> [REQUEST]
Retype each entry below exactly as it stands.

> [RECORDS SUPPLIED]
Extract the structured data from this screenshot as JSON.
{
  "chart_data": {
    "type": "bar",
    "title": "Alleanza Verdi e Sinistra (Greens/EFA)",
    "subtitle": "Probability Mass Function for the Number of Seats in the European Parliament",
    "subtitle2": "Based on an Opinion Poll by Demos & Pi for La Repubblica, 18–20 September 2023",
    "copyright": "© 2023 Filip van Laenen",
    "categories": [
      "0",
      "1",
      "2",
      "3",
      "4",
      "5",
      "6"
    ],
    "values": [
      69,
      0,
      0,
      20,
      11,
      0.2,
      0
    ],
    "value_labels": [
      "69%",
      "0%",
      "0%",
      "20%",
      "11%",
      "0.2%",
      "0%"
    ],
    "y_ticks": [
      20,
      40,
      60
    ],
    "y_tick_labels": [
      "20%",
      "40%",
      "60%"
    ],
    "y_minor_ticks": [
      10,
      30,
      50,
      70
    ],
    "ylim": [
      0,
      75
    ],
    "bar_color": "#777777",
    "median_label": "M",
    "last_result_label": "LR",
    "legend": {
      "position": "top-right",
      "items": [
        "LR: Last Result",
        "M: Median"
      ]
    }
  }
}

> [CORRECT RESULT]
Extract the structured data from this screenshot as JSON.
{
  "chart_data": {
    "type": "bar",
    "title": "Alleanza Verdi e Sinistra (Greens/EFA)",
    "subtitle": "Probability Mass Function for the Number of Seats in the European Parliament",
    "subtitle2": "Based on an Opinion Poll by Demos & Pi for La Repubblica, 18–20 September 2023",
    "copyright": "© 2023 Filip van Laenen",
    "categories": [
      "0",
      "1",
      "2",
      "3",
      "4",
      "5",
      "6"
    ],
    "values": [
      69,
      0,
      0,
      20,
      11,
      0.2,
      0
    ],
    "value_labels": [
      "69%",
      "0%",
      "0%",
      "20%",
      "11%",
      "0.2%",
      "0%"
    ],
    "y_ticks": [
      20,
      40,
      60
    ],
    "y_tick_labels": [
      "20%",
      "40%",
      "60%"
    ],
    "y_minor_ticks": [
      10,
      30,
      50,
      70
    ],
    "ylim": [
      0,
      75
    ],
    "bar_color": "#777777",
    "median_label": "M",
    "last_result_label": "LR",
    "legend": {
      "position": "top-right",
      "items": [
        "LR: Last Result",
        "M: Median"
      ]
    }
  }
}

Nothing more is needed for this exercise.